### GOAL OF THE EXERCISE
Rewrite every line of the entries below as a Markdown table with the columns Row and Line. Number the rows in order, skip blank lines, and leave out the pictures.

### EXERCISE MATERIALS
_ _ _ _

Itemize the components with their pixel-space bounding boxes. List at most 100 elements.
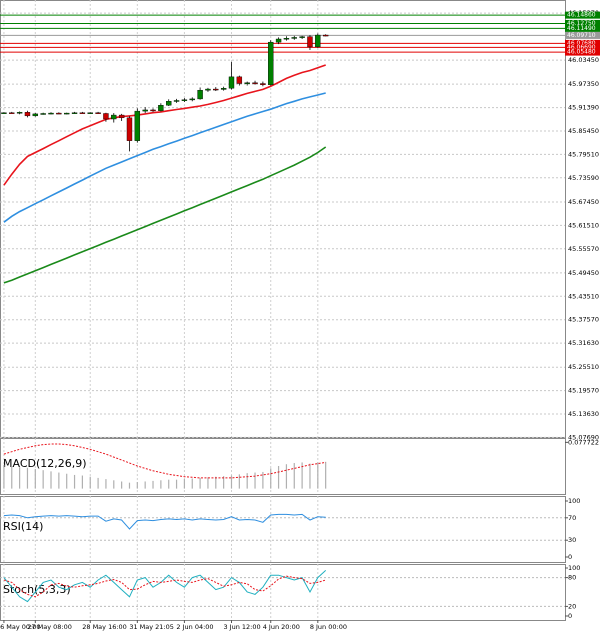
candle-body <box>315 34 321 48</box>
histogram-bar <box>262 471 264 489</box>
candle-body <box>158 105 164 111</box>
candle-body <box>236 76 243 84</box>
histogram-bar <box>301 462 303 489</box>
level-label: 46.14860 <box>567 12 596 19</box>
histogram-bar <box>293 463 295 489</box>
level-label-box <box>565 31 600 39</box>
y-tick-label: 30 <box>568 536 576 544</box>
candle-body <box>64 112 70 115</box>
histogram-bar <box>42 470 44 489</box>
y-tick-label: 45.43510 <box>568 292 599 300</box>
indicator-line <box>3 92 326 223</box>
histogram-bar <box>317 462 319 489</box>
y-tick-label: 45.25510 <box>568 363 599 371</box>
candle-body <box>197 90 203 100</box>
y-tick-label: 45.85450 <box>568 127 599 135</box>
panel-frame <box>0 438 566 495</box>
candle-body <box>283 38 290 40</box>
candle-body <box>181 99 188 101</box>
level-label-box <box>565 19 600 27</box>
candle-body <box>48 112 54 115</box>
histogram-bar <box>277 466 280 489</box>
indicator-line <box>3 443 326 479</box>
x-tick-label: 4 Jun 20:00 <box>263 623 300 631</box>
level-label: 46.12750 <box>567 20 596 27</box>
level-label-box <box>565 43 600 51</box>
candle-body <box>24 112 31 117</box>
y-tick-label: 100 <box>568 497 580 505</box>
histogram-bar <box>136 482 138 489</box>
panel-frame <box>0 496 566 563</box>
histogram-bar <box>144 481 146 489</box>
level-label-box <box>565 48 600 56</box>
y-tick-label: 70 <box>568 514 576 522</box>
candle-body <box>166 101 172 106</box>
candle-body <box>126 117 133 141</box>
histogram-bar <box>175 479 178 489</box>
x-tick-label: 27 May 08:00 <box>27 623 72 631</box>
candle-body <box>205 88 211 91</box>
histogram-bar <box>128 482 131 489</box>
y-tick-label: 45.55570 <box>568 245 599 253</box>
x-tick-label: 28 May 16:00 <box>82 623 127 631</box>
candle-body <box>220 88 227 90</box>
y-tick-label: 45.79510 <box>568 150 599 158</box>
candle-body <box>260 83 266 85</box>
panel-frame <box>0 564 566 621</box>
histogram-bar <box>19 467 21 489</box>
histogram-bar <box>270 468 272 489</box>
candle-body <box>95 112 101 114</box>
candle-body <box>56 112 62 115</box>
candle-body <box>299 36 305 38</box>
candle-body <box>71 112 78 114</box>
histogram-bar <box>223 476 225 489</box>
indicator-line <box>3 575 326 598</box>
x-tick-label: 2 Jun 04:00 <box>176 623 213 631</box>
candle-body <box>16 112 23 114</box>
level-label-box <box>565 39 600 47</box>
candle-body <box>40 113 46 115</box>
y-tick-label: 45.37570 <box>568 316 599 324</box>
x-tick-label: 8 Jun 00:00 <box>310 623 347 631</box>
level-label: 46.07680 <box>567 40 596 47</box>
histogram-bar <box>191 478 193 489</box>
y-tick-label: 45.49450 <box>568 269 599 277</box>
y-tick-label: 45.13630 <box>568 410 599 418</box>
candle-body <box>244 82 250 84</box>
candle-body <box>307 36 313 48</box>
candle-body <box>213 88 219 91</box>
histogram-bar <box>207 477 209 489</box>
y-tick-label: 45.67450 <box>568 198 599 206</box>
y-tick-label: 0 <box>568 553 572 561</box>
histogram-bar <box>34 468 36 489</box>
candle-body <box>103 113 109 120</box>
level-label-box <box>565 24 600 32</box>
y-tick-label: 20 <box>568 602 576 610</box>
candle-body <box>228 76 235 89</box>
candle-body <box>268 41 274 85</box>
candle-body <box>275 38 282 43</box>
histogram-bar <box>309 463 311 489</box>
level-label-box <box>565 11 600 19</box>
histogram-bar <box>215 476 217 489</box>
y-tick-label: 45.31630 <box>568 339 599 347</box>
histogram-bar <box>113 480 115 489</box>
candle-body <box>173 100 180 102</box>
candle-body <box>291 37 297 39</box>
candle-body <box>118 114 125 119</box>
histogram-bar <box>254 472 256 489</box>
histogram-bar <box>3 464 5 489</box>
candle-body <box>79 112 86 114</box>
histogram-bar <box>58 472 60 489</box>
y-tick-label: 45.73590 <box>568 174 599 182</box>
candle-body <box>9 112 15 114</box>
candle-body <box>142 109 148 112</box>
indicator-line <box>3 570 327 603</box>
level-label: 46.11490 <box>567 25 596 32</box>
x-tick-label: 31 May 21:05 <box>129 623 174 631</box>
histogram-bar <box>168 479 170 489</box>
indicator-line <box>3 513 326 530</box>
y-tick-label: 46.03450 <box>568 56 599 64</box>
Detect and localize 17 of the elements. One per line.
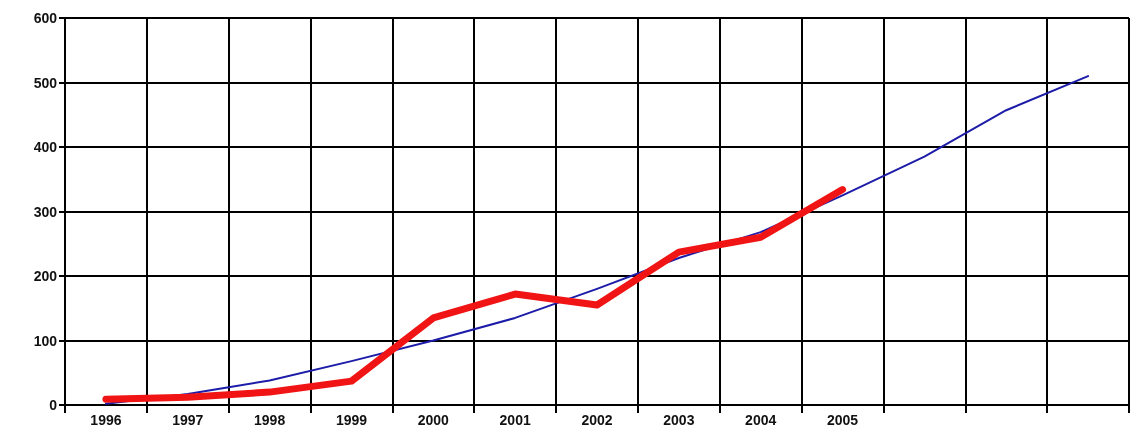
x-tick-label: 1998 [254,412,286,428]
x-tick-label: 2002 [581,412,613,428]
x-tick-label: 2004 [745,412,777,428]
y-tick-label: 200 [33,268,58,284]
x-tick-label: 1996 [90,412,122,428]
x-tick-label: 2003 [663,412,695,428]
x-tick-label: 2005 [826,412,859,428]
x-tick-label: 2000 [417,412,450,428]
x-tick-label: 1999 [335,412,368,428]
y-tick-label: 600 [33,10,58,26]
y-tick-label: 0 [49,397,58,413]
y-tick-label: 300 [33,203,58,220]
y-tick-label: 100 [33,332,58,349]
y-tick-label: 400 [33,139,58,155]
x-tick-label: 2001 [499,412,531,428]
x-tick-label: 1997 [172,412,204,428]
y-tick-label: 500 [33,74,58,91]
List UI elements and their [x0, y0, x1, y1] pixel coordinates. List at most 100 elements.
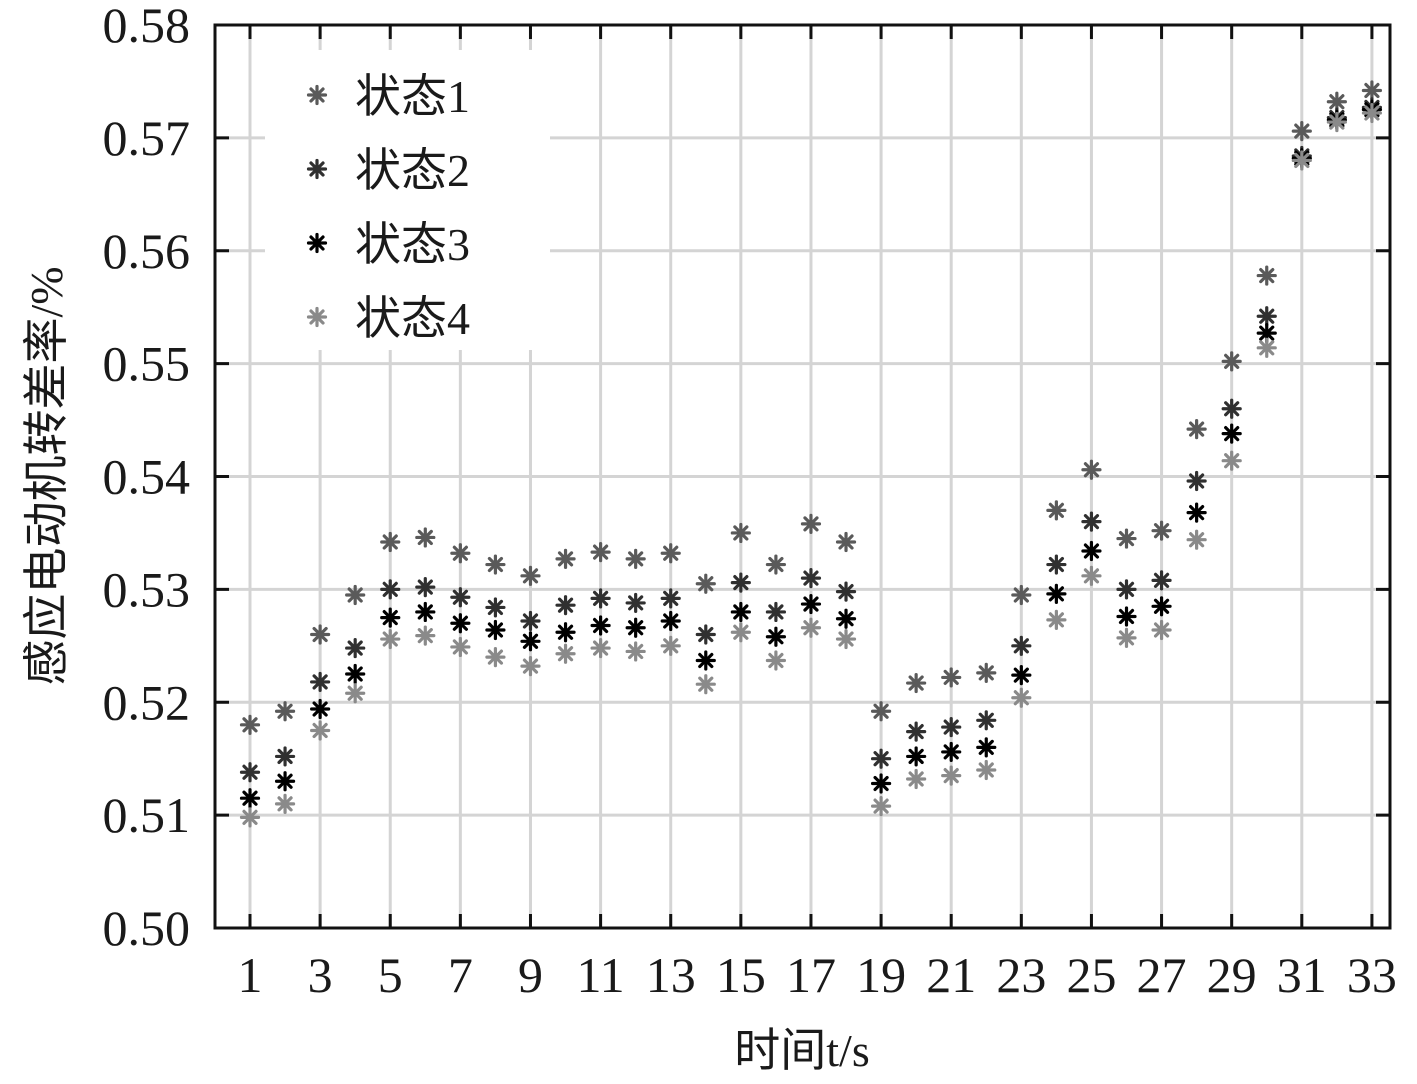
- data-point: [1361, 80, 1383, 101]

_ _ _ _

### TASK SOLUTION
| Row | Line |
|---|---|
| 1 | Itemize the components with their pixel-space bounding boxes. List at most 100 elements. |
| 2 | candle-body <box>315 34 321 48</box> |
| 3 | histogram-bar <box>262 471 264 489</box> |
| 4 | candle-body <box>158 105 164 111</box> |
| 5 | candle-body <box>236 76 243 84</box> |
| 6 | histogram-bar <box>301 462 303 489</box> |
| 7 | level-label: 46.14860 <box>567 12 596 19</box> |
| 8 | histogram-bar <box>293 463 295 489</box> |
| 9 | level-label-box <box>565 31 600 39</box> |
| 10 | y-tick-label: 30 <box>568 536 576 544</box> |
| 11 | candle-body <box>64 112 70 115</box> |
| 12 | histogram-bar <box>42 470 44 489</box> |
| 13 | y-tick-label: 45.43510 <box>568 292 599 300</box> |
| 14 | indicator-line <box>3 92 326 223</box> |
| 15 | histogram-bar <box>317 462 319 489</box> |
| 16 | y-tick-label: 45.25510 <box>568 363 599 371</box> |
| 17 | candle-body <box>197 90 203 100</box> |
| 18 | y-tick-label: 45.85450 <box>568 127 599 135</box> |
| 19 | panel-frame <box>0 438 566 495</box> |
| 20 | candle-body <box>283 38 290 40</box> |
| 21 | candle-body <box>181 99 188 101</box> |
| 22 | level-label-box <box>565 19 600 27</box> |
| 23 | candle-body <box>48 112 54 115</box> |
| 24 | histogram-bar <box>277 466 280 489</box> |
| 25 | indicator-line <box>3 443 326 479</box> |
| 26 | x-tick-label: 4 Jun 20:00 <box>263 623 300 631</box> |
| 27 | level-label: 46.12750 <box>567 20 596 27</box> |
| 28 | level-label-box <box>565 43 600 51</box> |
| 29 | candle-body <box>24 112 31 117</box> |
| 30 | y-tick-label: 100 <box>568 497 580 505</box> |
| 31 | histogram-bar <box>136 482 138 489</box> |
| 32 | panel-frame <box>0 496 566 563</box> |
| 33 | histogram-bar <box>144 481 146 489</box> |
| 34 | level-label-box <box>565 48 600 56</box> |
| 35 | y-tick-label: 70 <box>568 514 576 522</box> |
| 36 | candle-body <box>166 101 172 106</box> |
| 37 | candle-body <box>126 117 133 141</box> |
| 38 | histogram-bar <box>175 479 178 489</box> |
| 39 | x-tick-label: 27 May 08:00 <box>27 623 72 631</box> |
| 40 | candle-body <box>205 88 211 91</box> |
| 41 | histogram-bar <box>128 482 131 489</box> |
| 42 | y-tick-label: 45.55570 <box>568 245 599 253</box> |
| 43 | x-tick-label: 28 May 16:00 <box>82 623 127 631</box> |
| 44 | candle-body <box>220 88 227 90</box> |
| 45 | y-tick-label: 45.79510 <box>568 150 599 158</box> |
| 46 | candle-body <box>260 83 266 85</box> |
| 47 | panel-frame <box>0 564 566 621</box> |
| 48 | histogram-bar <box>19 467 21 489</box> |
| 49 | histogram-bar <box>270 468 272 489</box> |
| 50 | candle-body <box>95 112 101 114</box> |
| 51 | candle-body <box>56 112 62 115</box> |
| 52 | candle-body <box>299 36 305 38</box> |
| 53 | candle-body <box>71 112 78 114</box> |
| 54 | histogram-bar <box>223 476 225 489</box> |
| 55 | indicator-line <box>3 575 326 598</box> |
| 56 | x-tick-label: 2 Jun 04:00 <box>176 623 213 631</box> |
| 57 | candle-body <box>16 112 23 114</box> |
| 58 | level-label-box <box>565 39 600 47</box> |
| 59 | candle-body <box>40 113 46 115</box> |
| 60 | y-tick-label: 45.37570 <box>568 316 599 324</box> |
| 61 | x-tick-label: 8 Jun 00:00 <box>310 623 347 631</box> |
| 62 | level-label: 46.07680 <box>567 40 596 47</box> |
| 63 | histogram-bar <box>191 478 193 489</box> |
| 64 | y-tick-label: 45.49450 <box>568 269 599 277</box> |
| 65 | y-tick-label: 45.13630 <box>568 410 599 418</box> |
| 66 | candle-body <box>244 82 250 84</box> |
| 67 | candle-body <box>307 36 313 48</box> |
| 68 | candle-body <box>213 88 219 91</box> |
| 69 | histogram-bar <box>207 477 209 489</box> |
| 70 | y-tick-label: 45.67450 <box>568 198 599 206</box> |
| 71 | y-tick-label: 0 <box>568 553 572 561</box> |
| 72 | histogram-bar <box>34 468 36 489</box> |
| 73 | candle-body <box>103 113 109 120</box> |
| 74 | level-label-box <box>565 24 600 32</box> |
| 75 | y-tick-label: 20 <box>568 602 576 610</box> |
| 76 | candle-body <box>228 76 235 89</box> |
| 77 | candle-body <box>268 41 274 85</box> |
| 78 | candle-body <box>275 38 282 43</box> |
| 79 | histogram-bar <box>309 463 311 489</box> |
| 80 | level-label-box <box>565 11 600 19</box> |
| 81 | histogram-bar <box>215 476 217 489</box> |
| 82 | y-tick-label: 45.31630 <box>568 339 599 347</box> |
| 83 | histogram-bar <box>113 480 115 489</box> |
| 84 | candle-body <box>173 100 180 102</box> |
| 85 | candle-body <box>291 37 297 39</box> |
| 86 | candle-body <box>118 114 125 119</box> |
| 87 | histogram-bar <box>254 472 256 489</box> |
| 88 | histogram-bar <box>3 464 5 489</box> |
| 89 | candle-body <box>79 112 86 114</box> |
| 90 | histogram-bar <box>58 472 60 489</box> |
| 91 | y-tick-label: 45.73590 <box>568 174 599 182</box> |
| 92 | candle-body <box>9 112 15 114</box> |
| 93 | candle-body <box>142 109 148 112</box> |
| 94 | indicator-line <box>3 570 327 603</box> |
| 95 | level-label: 46.11490 <box>567 25 596 32</box> |
| 96 | x-tick-label: 31 May 21:05 <box>129 623 174 631</box> |
| 97 | histogram-bar <box>168 479 170 489</box> |
| 98 | indicator-line <box>3 513 326 530</box> |
| 99 | y-tick-label: 46.03450 <box>568 56 599 64</box> |
| 100 | Detect and localize 17 of the elements. One per line. |
| 101 | x-tick-label: 1998 [254,412,286,428] |
| 102 | x-tick-label: 2002 [581,412,613,428] |
| 103 | x-tick-label: 2004 [745,412,777,428] |
| 104 | y-tick-label: 200 [33,268,58,284] |
| 105 | x-tick-label: 1996 [90,412,122,428] |
| 106 | x-tick-label: 2003 [663,412,695,428] |
| 107 | x-tick-label: 2005 [826,412,859,428] |
| 108 | x-tick-label: 2000 [417,412,450,428] |
| 109 | x-tick-label: 1999 [335,412,368,428] |
| 110 | y-tick-label: 600 [33,10,58,26] |
| 111 | y-tick-label: 0 [49,397,58,413] |
| 112 | y-tick-label: 300 [33,203,58,220] |
| 113 | y-tick-label: 100 [33,332,58,349] |
| 114 | y-tick-label: 400 [33,139,58,155] |
| 115 | x-tick-label: 2001 [499,412,531,428] |
| 116 | x-tick-label: 1997 [172,412,204,428] |
| 117 | y-tick-label: 500 [33,74,58,91] |
| 118 | List UI elements and their [x0, y0, x1, y1] pixel coordinates. List at most 100 elements. |
| 119 | - data-point: [1361, 80, 1383, 101] |